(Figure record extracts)
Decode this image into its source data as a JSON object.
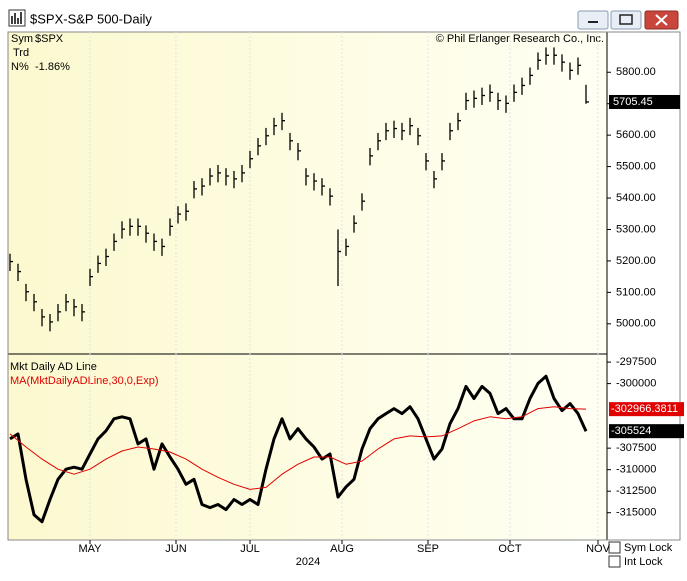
{
  "window": {
    "title": "$SPX-S&P 500-Daily"
  },
  "info": {
    "sym_label": "Sym",
    "sym": "$SPX",
    "trd": "Trd",
    "n_label": "N%",
    "n": "-1.86%",
    "copyright": "© Phil Erlanger Research Co., Inc."
  },
  "controls": [
    "Sym Lock",
    "Int Lock"
  ],
  "chart_data": [
    {
      "type": "ohlc",
      "color": "#000000",
      "x": [
        0,
        2,
        4,
        6,
        8,
        10,
        12,
        14,
        16,
        18,
        20,
        22,
        24,
        26,
        28,
        30,
        32,
        34,
        36,
        38,
        40,
        42,
        44,
        46,
        48,
        50,
        52,
        54,
        56,
        58,
        60,
        62,
        64,
        66,
        68,
        70,
        72,
        74,
        76,
        78,
        80,
        82,
        84,
        86,
        88,
        90,
        92,
        94,
        96,
        98,
        100,
        102,
        104,
        106,
        108,
        110,
        112,
        114,
        116,
        118,
        120,
        122,
        124,
        126,
        128,
        130,
        132,
        134,
        136,
        138,
        140,
        142,
        144
      ],
      "high": [
        5223,
        5191,
        5127,
        5095,
        5047,
        5031,
        5063,
        5095,
        5079,
        5063,
        5175,
        5217,
        5239,
        5287,
        5326,
        5335,
        5335,
        5313,
        5287,
        5271,
        5335,
        5374,
        5383,
        5454,
        5463,
        5495,
        5505,
        5495,
        5486,
        5505,
        5550,
        5591,
        5623,
        5655,
        5671,
        5607,
        5575,
        5495,
        5479,
        5463,
        5431,
        5300,
        5271,
        5345,
        5415,
        5559,
        5607,
        5639,
        5646,
        5639,
        5655,
        5623,
        5543,
        5486,
        5543,
        5639,
        5671,
        5735,
        5742,
        5751,
        5761,
        5735,
        5726,
        5761,
        5783,
        5815,
        5863,
        5879,
        5879,
        5857,
        5831,
        5847,
        5760
      ],
      "low": [
        5168,
        5136,
        5072,
        5040,
        4992,
        4976,
        5008,
        5040,
        5024,
        5008,
        5120,
        5162,
        5184,
        5232,
        5271,
        5280,
        5280,
        5258,
        5232,
        5216,
        5280,
        5319,
        5328,
        5399,
        5408,
        5440,
        5450,
        5440,
        5431,
        5450,
        5495,
        5536,
        5568,
        5600,
        5616,
        5552,
        5520,
        5440,
        5424,
        5408,
        5376,
        5120,
        5216,
        5290,
        5360,
        5504,
        5552,
        5584,
        5591,
        5584,
        5600,
        5568,
        5488,
        5431,
        5488,
        5584,
        5616,
        5680,
        5687,
        5696,
        5706,
        5680,
        5671,
        5706,
        5728,
        5760,
        5808,
        5824,
        5824,
        5802,
        5776,
        5792,
        5700
      ],
      "close": [
        5198,
        5166,
        5102,
        5070,
        5022,
        5006,
        5038,
        5070,
        5054,
        5038,
        5150,
        5192,
        5214,
        5262,
        5301,
        5310,
        5310,
        5288,
        5262,
        5246,
        5310,
        5349,
        5358,
        5429,
        5438,
        5470,
        5480,
        5470,
        5461,
        5480,
        5525,
        5566,
        5598,
        5630,
        5646,
        5582,
        5550,
        5470,
        5454,
        5438,
        5406,
        5230,
        5246,
        5320,
        5390,
        5534,
        5582,
        5614,
        5621,
        5614,
        5630,
        5598,
        5518,
        5461,
        5518,
        5614,
        5646,
        5710,
        5717,
        5726,
        5736,
        5710,
        5701,
        5736,
        5758,
        5790,
        5838,
        5854,
        5854,
        5832,
        5806,
        5822,
        5705.45
      ],
      "xlim": [
        -0.5,
        149.25
      ],
      "ylim": [
        4904,
        5928
      ],
      "yticks": [
        {
          "value": 5000,
          "label": "5000.00"
        },
        {
          "value": 5100,
          "label": "5100.00"
        },
        {
          "value": 5200,
          "label": "5200.00"
        },
        {
          "value": 5300,
          "label": "5300.00"
        },
        {
          "value": 5400,
          "label": "5400.00"
        },
        {
          "value": 5500,
          "label": "5500.00"
        },
        {
          "value": 5600,
          "label": "5600.00"
        },
        {
          "value": 5700,
          "label": "5700.00"
        },
        {
          "value": 5800,
          "label": "5800.00"
        }
      ]
    },
    {
      "type": "line",
      "xlim": [
        -0.5,
        149.25
      ],
      "ylim": [
        -318170,
        -296560
      ],
      "yticks": [
        -297500,
        -300000,
        -307500,
        -310000,
        -312500,
        -315000
      ],
      "xticks": [
        {
          "value": 20,
          "label": "MAY"
        },
        {
          "value": 41.5,
          "label": "JUN"
        },
        {
          "value": 60,
          "label": "JUL"
        },
        {
          "value": 83,
          "label": "AUG"
        },
        {
          "value": 104.5,
          "label": "SEP"
        },
        {
          "value": 125,
          "label": "OCT"
        },
        {
          "value": 147,
          "label": "NOV"
        }
      ],
      "xlabel": "2024",
      "series": [
        {
          "name": "Mkt Daily AD Line",
          "color": "#000000",
          "x": [
            0,
            2,
            4,
            6,
            8,
            10,
            12,
            14,
            16,
            18,
            20,
            22,
            24,
            26,
            28,
            30,
            32,
            34,
            36,
            38,
            40,
            42,
            44,
            46,
            48,
            50,
            52,
            54,
            56,
            58,
            60,
            62,
            64,
            66,
            68,
            70,
            72,
            74,
            76,
            78,
            80,
            82,
            84,
            86,
            88,
            90,
            92,
            94,
            96,
            98,
            100,
            102,
            104,
            106,
            108,
            110,
            112,
            114,
            116,
            118,
            120,
            122,
            124,
            126,
            128,
            130,
            132,
            134,
            136,
            138,
            140,
            142,
            144
          ],
          "values": [
            -306420,
            -305840,
            -311120,
            -315230,
            -316050,
            -313470,
            -311120,
            -309940,
            -309710,
            -309940,
            -308180,
            -306420,
            -305480,
            -304090,
            -303860,
            -304090,
            -307010,
            -306420,
            -309940,
            -307010,
            -308530,
            -309940,
            -311700,
            -311120,
            -314050,
            -314410,
            -314050,
            -314640,
            -313470,
            -314050,
            -313470,
            -314050,
            -309940,
            -306420,
            -304090,
            -306420,
            -305240,
            -306420,
            -307360,
            -308770,
            -308180,
            -313180,
            -312000,
            -311120,
            -307600,
            -305240,
            -304090,
            -303490,
            -302900,
            -303490,
            -302680,
            -304090,
            -306420,
            -308770,
            -307600,
            -304660,
            -302900,
            -300320,
            -301730,
            -300320,
            -301140,
            -303490,
            -302900,
            -304090,
            -304090,
            -301730,
            -299970,
            -299140,
            -301730,
            -303140,
            -302320,
            -303490,
            -305524
          ]
        },
        {
          "name": "MA(MktDailyADLine,30,0,Exp)",
          "color": "#e00000",
          "x": [
            0,
            4,
            8,
            12,
            16,
            20,
            24,
            28,
            32,
            36,
            40,
            44,
            48,
            52,
            56,
            60,
            64,
            68,
            72,
            76,
            80,
            84,
            88,
            92,
            96,
            100,
            104,
            108,
            112,
            116,
            120,
            124,
            128,
            132,
            136,
            140,
            144
          ],
          "values": [
            -305840,
            -307360,
            -308770,
            -309940,
            -310530,
            -309940,
            -308770,
            -307830,
            -307360,
            -307600,
            -307950,
            -308770,
            -309940,
            -310880,
            -311700,
            -312290,
            -312060,
            -310530,
            -309360,
            -308530,
            -308530,
            -309360,
            -309000,
            -307600,
            -306420,
            -306070,
            -306190,
            -306070,
            -305240,
            -304330,
            -303860,
            -304090,
            -303860,
            -302900,
            -302680,
            -302900,
            -302966.3811
          ]
        }
      ]
    }
  ]
}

▶ **Your task**
Keep the pictures out of the copy and write out the data exactly as it stands.

▶ **Final result**
Decode this image into its source data as a JSON object.
{
  "window": {
    "title": "$SPX-S&P 500-Daily"
  },
  "info": {
    "sym_label": "Sym",
    "sym": "$SPX",
    "trd": "Trd",
    "n_label": "N%",
    "n": "-1.86%",
    "copyright": "© Phil Erlanger Research Co., Inc."
  },
  "controls": [
    "Sym Lock",
    "Int Lock"
  ],
  "chart_data": [
    {
      "type": "ohlc",
      "color": "#000000",
      "x": [
        0,
        2,
        4,
        6,
        8,
        10,
        12,
        14,
        16,
        18,
        20,
        22,
        24,
        26,
        28,
        30,
        32,
        34,
        36,
        38,
        40,
        42,
        44,
        46,
        48,
        50,
        52,
        54,
        56,
        58,
        60,
        62,
        64,
        66,
        68,
        70,
        72,
        74,
        76,
        78,
        80,
        82,
        84,
        86,
        88,
        90,
        92,
        94,
        96,
        98,
        100,
        102,
        104,
        106,
        108,
        110,
        112,
        114,
        116,
        118,
        120,
        122,
        124,
        126,
        128,
        130,
        132,
        134,
        136,
        138,
        140,
        142,
        144
      ],
      "high": [
        5223,
        5191,
        5127,
        5095,
        5047,
        5031,
        5063,
        5095,
        5079,
        5063,
        5175,
        5217,
        5239,
        5287,
        5326,
        5335,
        5335,
        5313,
        5287,
        5271,
        5335,
        5374,
        5383,
        5454,
        5463,
        5495,
        5505,
        5495,
        5486,
        5505,
        5550,
        5591,
        5623,
        5655,
        5671,
        5607,
        5575,
        5495,
        5479,
        5463,
        5431,
        5300,
        5271,
        5345,
        5415,
        5559,
        5607,
        5639,
        5646,
        5639,
        5655,
        5623,
        5543,
        5486,
        5543,
        5639,
        5671,
        5735,
        5742,
        5751,
        5761,
        5735,
        5726,
        5761,
        5783,
        5815,
        5863,
        5879,
        5879,
        5857,
        5831,
        5847,
        5760
      ],
      "low": [
        5168,
        5136,
        5072,
        5040,
        4992,
        4976,
        5008,
        5040,
        5024,
        5008,
        5120,
        5162,
        5184,
        5232,
        5271,
        5280,
        5280,
        5258,
        5232,
        5216,
        5280,
        5319,
        5328,
        5399,
        5408,
        5440,
        5450,
        5440,
        5431,
        5450,
        5495,
        5536,
        5568,
        5600,
        5616,
        5552,
        5520,
        5440,
        5424,
        5408,
        5376,
        5120,
        5216,
        5290,
        5360,
        5504,
        5552,
        5584,
        5591,
        5584,
        5600,
        5568,
        5488,
        5431,
        5488,
        5584,
        5616,
        5680,
        5687,
        5696,
        5706,
        5680,
        5671,
        5706,
        5728,
        5760,
        5808,
        5824,
        5824,
        5802,
        5776,
        5792,
        5700
      ],
      "close": [
        5198,
        5166,
        5102,
        5070,
        5022,
        5006,
        5038,
        5070,
        5054,
        5038,
        5150,
        5192,
        5214,
        5262,
        5301,
        5310,
        5310,
        5288,
        5262,
        5246,
        5310,
        5349,
        5358,
        5429,
        5438,
        5470,
        5480,
        5470,
        5461,
        5480,
        5525,
        5566,
        5598,
        5630,
        5646,
        5582,
        5550,
        5470,
        5454,
        5438,
        5406,
        5230,
        5246,
        5320,
        5390,
        5534,
        5582,
        5614,
        5621,
        5614,
        5630,
        5598,
        5518,
        5461,
        5518,
        5614,
        5646,
        5710,
        5717,
        5726,
        5736,
        5710,
        5701,
        5736,
        5758,
        5790,
        5838,
        5854,
        5854,
        5832,
        5806,
        5822,
        5705.45
      ],
      "xlim": [
        -0.5,
        149.25
      ],
      "ylim": [
        4904,
        5928
      ],
      "yticks": [
        {
          "value": 5000,
          "label": "5000.00"
        },
        {
          "value": 5100,
          "label": "5100.00"
        },
        {
          "value": 5200,
          "label": "5200.00"
        },
        {
          "value": 5300,
          "label": "5300.00"
        },
        {
          "value": 5400,
          "label": "5400.00"
        },
        {
          "value": 5500,
          "label": "5500.00"
        },
        {
          "value": 5600,
          "label": "5600.00"
        },
        {
          "value": 5700,
          "label": "5700.00"
        },
        {
          "value": 5800,
          "label": "5800.00"
        }
      ]
    },
    {
      "type": "line",
      "xlim": [
        -0.5,
        149.25
      ],
      "ylim": [
        -318170,
        -296560
      ],
      "yticks": [
        -297500,
        -300000,
        -307500,
        -310000,
        -312500,
        -315000
      ],
      "xticks": [
        {
          "value": 20,
          "label": "MAY"
        },
        {
          "value": 41.5,
          "label": "JUN"
        },
        {
          "value": 60,
          "label": "JUL"
        },
        {
          "value": 83,
          "label": "AUG"
        },
        {
          "value": 104.5,
          "label": "SEP"
        },
        {
          "value": 125,
          "label": "OCT"
        },
        {
          "value": 147,
          "label": "NOV"
        }
      ],
      "xlabel": "2024",
      "series": [
        {
          "name": "Mkt Daily AD Line",
          "color": "#000000",
          "x": [
            0,
            2,
            4,
            6,
            8,
            10,
            12,
            14,
            16,
            18,
            20,
            22,
            24,
            26,
            28,
            30,
            32,
            34,
            36,
            38,
            40,
            42,
            44,
            46,
            48,
            50,
            52,
            54,
            56,
            58,
            60,
            62,
            64,
            66,
            68,
            70,
            72,
            74,
            76,
            78,
            80,
            82,
            84,
            86,
            88,
            90,
            92,
            94,
            96,
            98,
            100,
            102,
            104,
            106,
            108,
            110,
            112,
            114,
            116,
            118,
            120,
            122,
            124,
            126,
            128,
            130,
            132,
            134,
            136,
            138,
            140,
            142,
            144
          ],
          "values": [
            -306420,
            -305840,
            -311120,
            -315230,
            -316050,
            -313470,
            -311120,
            -309940,
            -309710,
            -309940,
            -308180,
            -306420,
            -305480,
            -304090,
            -303860,
            -304090,
            -307010,
            -306420,
            -309940,
            -307010,
            -308530,
            -309940,
            -311700,
            -311120,
            -314050,
            -314410,
            -314050,
            -314640,
            -313470,
            -314050,
            -313470,
            -314050,
            -309940,
            -306420,
            -304090,
            -306420,
            -305240,
            -306420,
            -307360,
            -308770,
            -308180,
            -313180,
            -312000,
            -311120,
            -307600,
            -305240,
            -304090,
            -303490,
            -302900,
            -303490,
            -302680,
            -304090,
            -306420,
            -308770,
            -307600,
            -304660,
            -302900,
            -300320,
            -301730,
            -300320,
            -301140,
            -303490,
            -302900,
            -304090,
            -304090,
            -301730,
            -299970,
            -299140,
            -301730,
            -303140,
            -302320,
            -303490,
            -305524
          ]
        },
        {
          "name": "MA(MktDailyADLine,30,0,Exp)",
          "color": "#e00000",
          "x": [
            0,
            4,
            8,
            12,
            16,
            20,
            24,
            28,
            32,
            36,
            40,
            44,
            48,
            52,
            56,
            60,
            64,
            68,
            72,
            76,
            80,
            84,
            88,
            92,
            96,
            100,
            104,
            108,
            112,
            116,
            120,
            124,
            128,
            132,
            136,
            140,
            144
          ],
          "values": [
            -305840,
            -307360,
            -308770,
            -309940,
            -310530,
            -309940,
            -308770,
            -307830,
            -307360,
            -307600,
            -307950,
            -308770,
            -309940,
            -310880,
            -311700,
            -312290,
            -312060,
            -310530,
            -309360,
            -308530,
            -308530,
            -309360,
            -309000,
            -307600,
            -306420,
            -306070,
            -306190,
            -306070,
            -305240,
            -304330,
            -303860,
            -304090,
            -303860,
            -302900,
            -302680,
            -302900,
            -302966.3811
          ]
        }
      ]
    }
  ]
}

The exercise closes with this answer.